> [The problem] Repeat every record below exactly, but leave out any pictures.

+ + + + + + +

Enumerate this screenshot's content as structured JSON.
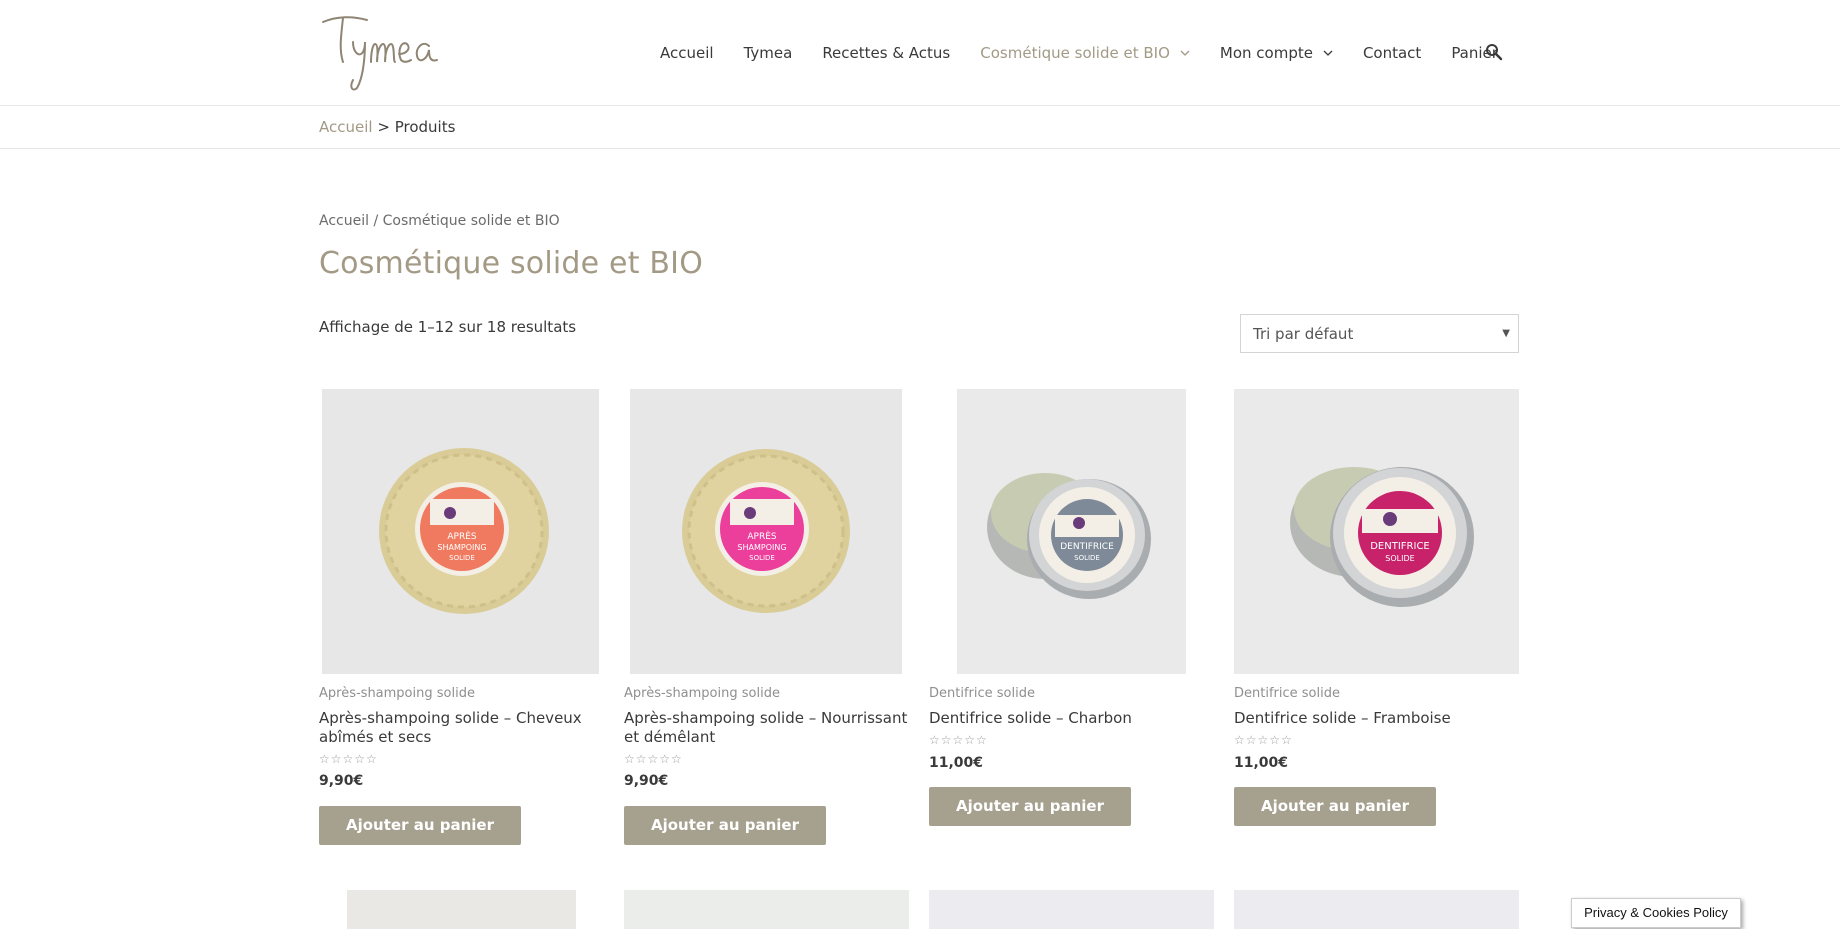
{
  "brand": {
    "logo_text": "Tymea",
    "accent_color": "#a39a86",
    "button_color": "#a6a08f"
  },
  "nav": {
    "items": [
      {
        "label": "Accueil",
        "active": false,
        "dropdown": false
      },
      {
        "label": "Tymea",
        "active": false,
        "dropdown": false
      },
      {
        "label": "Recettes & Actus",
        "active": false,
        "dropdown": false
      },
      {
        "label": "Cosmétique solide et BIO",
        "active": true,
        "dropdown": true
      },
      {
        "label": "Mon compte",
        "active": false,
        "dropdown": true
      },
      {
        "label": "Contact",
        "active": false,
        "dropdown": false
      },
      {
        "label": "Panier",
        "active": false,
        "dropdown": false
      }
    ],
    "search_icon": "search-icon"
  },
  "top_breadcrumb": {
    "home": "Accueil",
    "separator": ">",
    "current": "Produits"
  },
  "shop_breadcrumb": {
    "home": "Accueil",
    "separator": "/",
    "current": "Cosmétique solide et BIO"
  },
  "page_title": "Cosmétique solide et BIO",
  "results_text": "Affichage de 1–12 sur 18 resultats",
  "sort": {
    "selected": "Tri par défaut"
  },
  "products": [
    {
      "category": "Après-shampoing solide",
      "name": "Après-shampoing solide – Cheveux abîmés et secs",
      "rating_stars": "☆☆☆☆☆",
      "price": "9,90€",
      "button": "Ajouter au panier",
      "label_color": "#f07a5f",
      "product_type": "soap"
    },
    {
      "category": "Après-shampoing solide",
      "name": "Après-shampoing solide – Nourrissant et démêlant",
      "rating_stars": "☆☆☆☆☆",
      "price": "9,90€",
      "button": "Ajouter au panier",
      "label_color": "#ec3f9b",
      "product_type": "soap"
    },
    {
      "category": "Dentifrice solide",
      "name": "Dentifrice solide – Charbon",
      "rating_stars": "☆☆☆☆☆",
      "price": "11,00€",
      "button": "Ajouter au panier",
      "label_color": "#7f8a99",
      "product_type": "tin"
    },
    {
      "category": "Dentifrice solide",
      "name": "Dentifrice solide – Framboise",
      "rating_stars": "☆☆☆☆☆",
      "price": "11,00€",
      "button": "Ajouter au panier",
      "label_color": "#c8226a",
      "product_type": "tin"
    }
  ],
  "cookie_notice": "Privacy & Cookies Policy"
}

+ + + + + + +

> [Output for this exercise]
Enumerate this screenshot's content as structured JSON.
{
  "brand": {
    "logo_text": "Tymea",
    "accent_color": "#a39a86",
    "button_color": "#a6a08f"
  },
  "nav": {
    "items": [
      {
        "label": "Accueil",
        "active": false,
        "dropdown": false
      },
      {
        "label": "Tymea",
        "active": false,
        "dropdown": false
      },
      {
        "label": "Recettes & Actus",
        "active": false,
        "dropdown": false
      },
      {
        "label": "Cosmétique solide et BIO",
        "active": true,
        "dropdown": true
      },
      {
        "label": "Mon compte",
        "active": false,
        "dropdown": true
      },
      {
        "label": "Contact",
        "active": false,
        "dropdown": false
      },
      {
        "label": "Panier",
        "active": false,
        "dropdown": false
      }
    ],
    "search_icon": "search-icon"
  },
  "top_breadcrumb": {
    "home": "Accueil",
    "separator": ">",
    "current": "Produits"
  },
  "shop_breadcrumb": {
    "home": "Accueil",
    "separator": "/",
    "current": "Cosmétique solide et BIO"
  },
  "page_title": "Cosmétique solide et BIO",
  "results_text": "Affichage de 1–12 sur 18 resultats",
  "sort": {
    "selected": "Tri par défaut"
  },
  "products": [
    {
      "category": "Après-shampoing solide",
      "name": "Après-shampoing solide – Cheveux abîmés et secs",
      "rating_stars": "☆☆☆☆☆",
      "price": "9,90€",
      "button": "Ajouter au panier",
      "label_color": "#f07a5f",
      "product_type": "soap"
    },
    {
      "category": "Après-shampoing solide",
      "name": "Après-shampoing solide – Nourrissant et démêlant",
      "rating_stars": "☆☆☆☆☆",
      "price": "9,90€",
      "button": "Ajouter au panier",
      "label_color": "#ec3f9b",
      "product_type": "soap"
    },
    {
      "category": "Dentifrice solide",
      "name": "Dentifrice solide – Charbon",
      "rating_stars": "☆☆☆☆☆",
      "price": "11,00€",
      "button": "Ajouter au panier",
      "label_color": "#7f8a99",
      "product_type": "tin"
    },
    {
      "category": "Dentifrice solide",
      "name": "Dentifrice solide – Framboise",
      "rating_stars": "☆☆☆☆☆",
      "price": "11,00€",
      "button": "Ajouter au panier",
      "label_color": "#c8226a",
      "product_type": "tin"
    }
  ],
  "cookie_notice": "Privacy & Cookies Policy"
}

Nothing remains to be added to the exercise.